GOAL OF THE EXERCISE » For every line in the data below that contains "各班主任", copy the line.

☆ ☆ ☆

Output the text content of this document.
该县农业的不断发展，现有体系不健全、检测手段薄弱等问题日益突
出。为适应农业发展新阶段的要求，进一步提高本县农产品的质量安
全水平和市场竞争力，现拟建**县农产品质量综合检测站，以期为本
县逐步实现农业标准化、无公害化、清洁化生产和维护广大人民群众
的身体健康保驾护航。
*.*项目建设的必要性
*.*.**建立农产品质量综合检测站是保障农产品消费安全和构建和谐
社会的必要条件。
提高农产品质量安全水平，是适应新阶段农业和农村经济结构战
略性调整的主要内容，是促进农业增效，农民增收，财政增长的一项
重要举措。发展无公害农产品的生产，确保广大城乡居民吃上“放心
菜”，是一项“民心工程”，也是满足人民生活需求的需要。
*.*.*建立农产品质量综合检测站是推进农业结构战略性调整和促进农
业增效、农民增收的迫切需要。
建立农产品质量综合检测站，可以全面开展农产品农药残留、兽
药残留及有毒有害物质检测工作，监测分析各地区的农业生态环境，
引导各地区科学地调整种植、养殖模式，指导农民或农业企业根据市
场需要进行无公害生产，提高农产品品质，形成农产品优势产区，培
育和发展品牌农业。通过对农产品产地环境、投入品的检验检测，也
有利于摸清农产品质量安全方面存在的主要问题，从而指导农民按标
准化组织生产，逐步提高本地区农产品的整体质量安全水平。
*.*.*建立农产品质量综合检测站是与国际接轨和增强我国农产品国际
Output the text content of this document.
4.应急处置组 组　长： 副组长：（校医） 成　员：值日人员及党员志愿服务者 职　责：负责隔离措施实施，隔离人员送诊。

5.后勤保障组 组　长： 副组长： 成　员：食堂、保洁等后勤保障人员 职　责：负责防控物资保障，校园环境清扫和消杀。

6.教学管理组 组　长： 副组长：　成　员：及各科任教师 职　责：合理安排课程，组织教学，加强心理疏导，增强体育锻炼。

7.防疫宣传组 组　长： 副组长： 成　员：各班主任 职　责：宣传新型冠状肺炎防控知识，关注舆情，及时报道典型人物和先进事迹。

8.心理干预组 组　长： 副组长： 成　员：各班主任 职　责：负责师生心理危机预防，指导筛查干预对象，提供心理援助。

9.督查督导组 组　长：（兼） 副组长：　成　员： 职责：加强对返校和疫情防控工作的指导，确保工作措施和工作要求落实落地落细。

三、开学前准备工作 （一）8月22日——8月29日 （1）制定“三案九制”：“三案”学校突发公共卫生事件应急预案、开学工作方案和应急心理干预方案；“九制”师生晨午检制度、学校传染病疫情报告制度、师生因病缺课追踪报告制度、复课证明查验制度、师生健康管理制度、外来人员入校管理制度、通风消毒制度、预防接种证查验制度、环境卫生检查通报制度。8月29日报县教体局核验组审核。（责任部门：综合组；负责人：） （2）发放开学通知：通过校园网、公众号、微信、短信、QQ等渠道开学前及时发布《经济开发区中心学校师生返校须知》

☆ ☆ ☆

SOLUTION »
7.防疫宣传组 组　长： 副组长： 成　员：各班主任 职　责：宣传新型冠状肺炎防控知识，关注舆情，及时报道典型人物和先进事迹。
8.心理干预组 组　长： 副组长： 成　员：各班主任 职　责：负责师生心理危机预防，指导筛查干预对象，提供心理援助。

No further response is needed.